Activity
Check each line of the data for "xlabel", and copy the ones that have it.

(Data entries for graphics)
★ ★ ★ ★ ★ ★ ★
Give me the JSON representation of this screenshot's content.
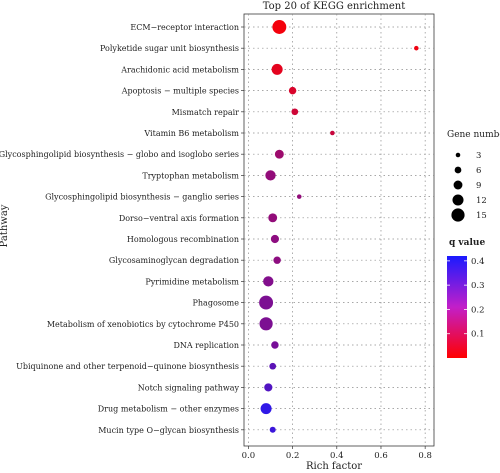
{
  "chart_data": {
    "type": "scatter",
    "title": "Top 20 of KEGG enrichment",
    "xlabel": "Rich factor",
    "ylabel": "Pathway",
    "xlim": [
      -0.02,
      0.84
    ],
    "xticks": [
      0.0,
      0.2,
      0.4,
      0.6,
      0.8
    ],
    "xtick_labels": [
      "0.0",
      "0.2",
      "0.4",
      "0.6",
      "0.8"
    ],
    "grid": true,
    "points": [
      {
        "pathway": "ECM−receptor interaction",
        "rich_factor": 0.14,
        "gene_number": 16,
        "q_value": 0.02
      },
      {
        "pathway": "Polyketide sugar unit biosynthesis",
        "rich_factor": 0.76,
        "gene_number": 3,
        "q_value": 0.03
      },
      {
        "pathway": "Arachidonic acid metabolism",
        "rich_factor": 0.13,
        "gene_number": 12,
        "q_value": 0.05
      },
      {
        "pathway": "Apoptosis − multiple species",
        "rich_factor": 0.2,
        "gene_number": 7,
        "q_value": 0.07
      },
      {
        "pathway": "Mismatch repair",
        "rich_factor": 0.21,
        "gene_number": 6,
        "q_value": 0.09
      },
      {
        "pathway": "Vitamin B6 metabolism",
        "rich_factor": 0.38,
        "gene_number": 3,
        "q_value": 0.1
      },
      {
        "pathway": "Glycosphingolipid biosynthesis − globo and isoglobo series",
        "rich_factor": 0.14,
        "gene_number": 9,
        "q_value": 0.18
      },
      {
        "pathway": "Tryptophan metabolism",
        "rich_factor": 0.1,
        "gene_number": 11,
        "q_value": 0.2
      },
      {
        "pathway": "Glycosphingolipid biosynthesis − ganglio series",
        "rich_factor": 0.23,
        "gene_number": 3,
        "q_value": 0.2
      },
      {
        "pathway": "Dorso−ventral axis formation",
        "rich_factor": 0.11,
        "gene_number": 9,
        "q_value": 0.2
      },
      {
        "pathway": "Homologous recombination",
        "rich_factor": 0.12,
        "gene_number": 8,
        "q_value": 0.21
      },
      {
        "pathway": "Glycosaminoglycan degradation",
        "rich_factor": 0.13,
        "gene_number": 7,
        "q_value": 0.21
      },
      {
        "pathway": "Pyrimidine metabolism",
        "rich_factor": 0.09,
        "gene_number": 11,
        "q_value": 0.23
      },
      {
        "pathway": "Phagosome",
        "rich_factor": 0.08,
        "gene_number": 16,
        "q_value": 0.24
      },
      {
        "pathway": "Metabolism of xenobiotics by cytochrome P450",
        "rich_factor": 0.08,
        "gene_number": 15,
        "q_value": 0.24
      },
      {
        "pathway": "DNA replication",
        "rich_factor": 0.12,
        "gene_number": 7,
        "q_value": 0.25
      },
      {
        "pathway": "Ubiquinone and other terpenoid−quinone biosynthesis",
        "rich_factor": 0.11,
        "gene_number": 6,
        "q_value": 0.3
      },
      {
        "pathway": "Notch signaling pathway",
        "rich_factor": 0.09,
        "gene_number": 8,
        "q_value": 0.32
      },
      {
        "pathway": "Drug metabolism − other enzymes",
        "rich_factor": 0.08,
        "gene_number": 12,
        "q_value": 0.38
      },
      {
        "pathway": "Mucin type O−glycan biosynthesis",
        "rich_factor": 0.11,
        "gene_number": 5,
        "q_value": 0.36
      }
    ],
    "size_legend": {
      "title": "Gene number",
      "values": [
        3,
        6,
        9,
        12,
        15
      ],
      "labels": [
        "3",
        "6",
        "9",
        "12",
        "15"
      ]
    },
    "color_legend": {
      "title": "q value",
      "range": [
        0.0,
        0.42
      ],
      "ticks": [
        0.1,
        0.2,
        0.3,
        0.4
      ],
      "tick_labels": [
        "0.1",
        "0.2",
        "0.3",
        "0.4"
      ],
      "low_color": "#ff0000",
      "high_color": "#1a1aff"
    },
    "grid_color": "#8c8c8c"
  }
}
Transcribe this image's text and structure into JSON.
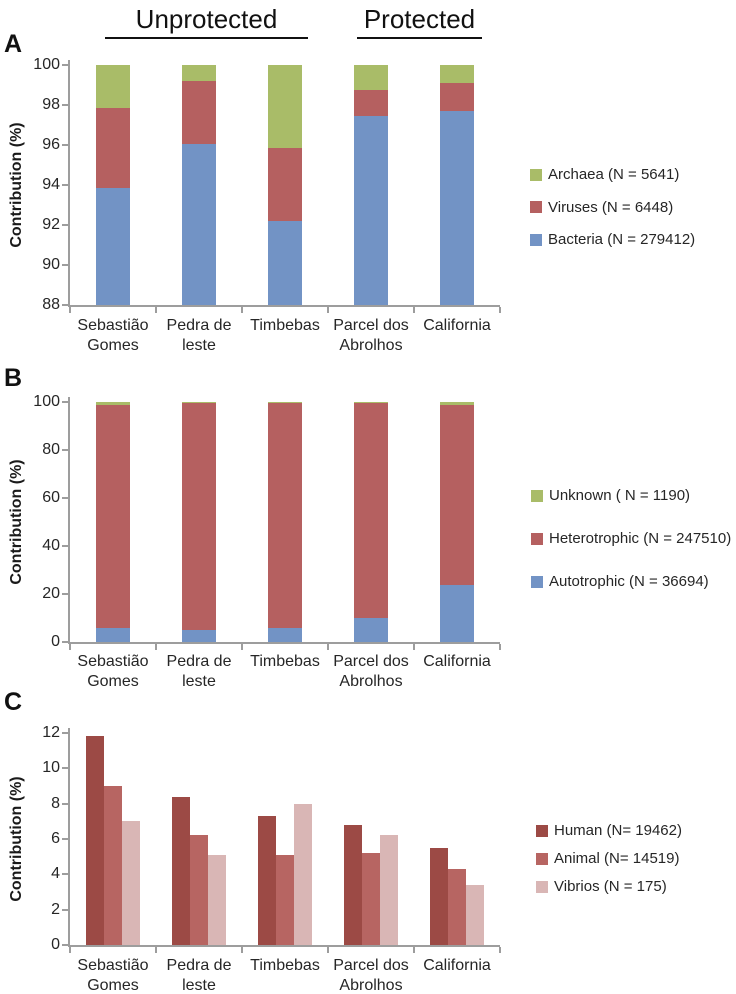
{
  "figure": {
    "group_headers": [
      {
        "label": "Unprotected"
      },
      {
        "label": "Protected"
      }
    ]
  },
  "chart_data": [
    {
      "id": "A",
      "type": "bar",
      "stacked": true,
      "ylabel": "Contribution (%)",
      "ylim": [
        88,
        100
      ],
      "ystep": 2,
      "grid": false,
      "legend_position": "right",
      "categories": [
        "Sebastião Gomes",
        "Pedra de leste",
        "Timbebas",
        "Parcel dos Abrolhos",
        "California"
      ],
      "category_lines": [
        [
          "Sebastião",
          "Gomes"
        ],
        [
          "Pedra de",
          "leste"
        ],
        [
          "Timbebas"
        ],
        [
          "Parcel dos",
          "Abrolhos"
        ],
        [
          "California"
        ]
      ],
      "series": [
        {
          "name": "Bacteria (N = 279412)",
          "color": "#7293c5",
          "values": [
            93.85,
            96.05,
            92.2,
            97.45,
            97.7
          ]
        },
        {
          "name": "Viruses (N = 6448)",
          "color": "#b56060",
          "values": [
            4.0,
            3.15,
            3.65,
            1.3,
            1.4
          ]
        },
        {
          "name": "Archaea (N = 5641)",
          "color": "#a9bc68",
          "values": [
            2.15,
            0.8,
            4.15,
            1.25,
            0.9
          ]
        }
      ]
    },
    {
      "id": "B",
      "type": "bar",
      "stacked": true,
      "ylabel": "Contribution (%)",
      "ylim": [
        0,
        100
      ],
      "ystep": 20,
      "grid": false,
      "legend_position": "right",
      "categories": [
        "Sebastião Gomes",
        "Pedra de leste",
        "Timbebas",
        "Parcel dos Abrolhos",
        "California"
      ],
      "category_lines": [
        [
          "Sebastião",
          "Gomes"
        ],
        [
          "Pedra de",
          "leste"
        ],
        [
          "Timbebas"
        ],
        [
          "Parcel dos",
          "Abrolhos"
        ],
        [
          "California"
        ]
      ],
      "series": [
        {
          "name": "Autotrophic (N = 36694)",
          "color": "#7293c5",
          "values": [
            6.0,
            5.0,
            6.0,
            10.2,
            23.7
          ]
        },
        {
          "name": "Heterotrophic (N = 247510)",
          "color": "#b56060",
          "values": [
            92.8,
            94.5,
            93.5,
            89.3,
            75.0
          ]
        },
        {
          "name": "Unknown ( N = 1190)",
          "color": "#a9bc68",
          "values": [
            1.2,
            0.5,
            0.5,
            0.5,
            1.3
          ]
        }
      ]
    },
    {
      "id": "C",
      "type": "bar",
      "stacked": false,
      "ylabel": "Contribution (%)",
      "ylim": [
        0,
        12
      ],
      "ystep": 2,
      "grid": false,
      "legend_position": "right",
      "categories": [
        "Sebastião Gomes",
        "Pedra de leste",
        "Timbebas",
        "Parcel dos Abrolhos",
        "California"
      ],
      "category_lines": [
        [
          "Sebastião",
          "Gomes"
        ],
        [
          "Pedra de",
          "leste"
        ],
        [
          "Timbebas"
        ],
        [
          "Parcel dos",
          "Abrolhos"
        ],
        [
          "California"
        ]
      ],
      "series": [
        {
          "name": "Human (N= 19462)",
          "color": "#9c4a45",
          "values": [
            11.85,
            8.4,
            7.3,
            6.8,
            5.5
          ]
        },
        {
          "name": "Animal (N= 14519)",
          "color": "#b76562",
          "values": [
            9.0,
            6.2,
            5.1,
            5.2,
            4.3
          ]
        },
        {
          "name": "Vibrios (N = 175)",
          "color": "#d9b6b5",
          "values": [
            7.0,
            5.1,
            8.0,
            6.2,
            3.4
          ]
        }
      ]
    }
  ]
}
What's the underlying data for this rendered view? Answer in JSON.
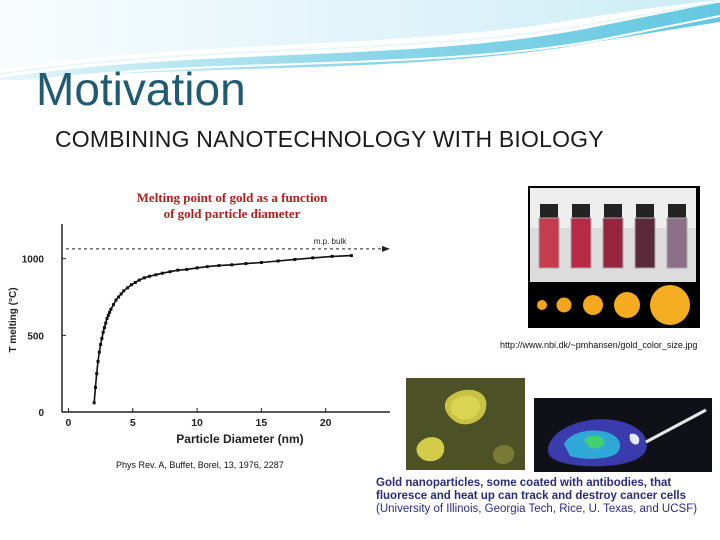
{
  "slide": {
    "title": "Motivation",
    "subtitle": "COMBINING NANOTECHNOLOGY WITH BIOLOGY",
    "citation": "Phys Rev. A, Buffet, Borel, 13, 1976, 2287",
    "url_caption": "http://www.nbi.dk/~pmhansen/gold_color_size.jpg",
    "gold_caption_bold": "Gold nanoparticles, some coated with antibodies, that fluoresce and heat up can track and destroy cancer cells",
    "gold_caption_plain": "(University of Illinois, Georgia Tech, Rice, U. Texas, and UCSF)"
  },
  "chart_data": {
    "type": "scatter",
    "title": "Melting point of gold as a function of gold particle diameter",
    "xlabel": "Particle Diameter (nm)",
    "ylabel": "T melting (°C)",
    "xlim": [
      -0.5,
      25
    ],
    "ylim": [
      0,
      1200
    ],
    "xticks": [
      0,
      5,
      10,
      15,
      20
    ],
    "yticks": [
      0,
      500,
      1000
    ],
    "annotation": "m.p. bulk",
    "bulk_value": 1064,
    "series": [
      {
        "x": [
          2.0,
          2.1,
          2.2,
          2.3,
          2.4,
          2.5,
          2.6,
          2.7,
          2.8,
          2.9,
          3.0,
          3.1,
          3.2,
          3.3,
          3.5,
          3.7,
          3.9,
          4.1,
          4.3,
          4.6,
          4.9,
          5.2,
          5.5,
          5.9,
          6.3,
          6.8,
          7.3,
          7.9,
          8.5,
          9.2,
          10.0,
          10.8,
          11.7,
          12.7,
          13.8,
          15.0,
          16.3,
          17.6,
          19.0,
          20.5,
          22.0
        ],
        "y": [
          60,
          160,
          250,
          330,
          390,
          440,
          480,
          520,
          550,
          580,
          610,
          630,
          650,
          670,
          700,
          730,
          750,
          770,
          790,
          810,
          830,
          845,
          860,
          875,
          885,
          895,
          905,
          915,
          925,
          930,
          940,
          948,
          955,
          960,
          968,
          975,
          985,
          995,
          1005,
          1015,
          1020
        ]
      }
    ]
  },
  "colors": {
    "title": "#1f5c73",
    "swoosh_primary": "#5cc5df",
    "swoosh_light": "#bfe8f3",
    "caption": "#2c2c7a",
    "chart_title": "#b02020"
  }
}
★ ★ ★ ★ ★ ★ ★
Exercise answer
    "xlabel": "Rich factor",
    "xlabel": "Particle Diameter (nm)",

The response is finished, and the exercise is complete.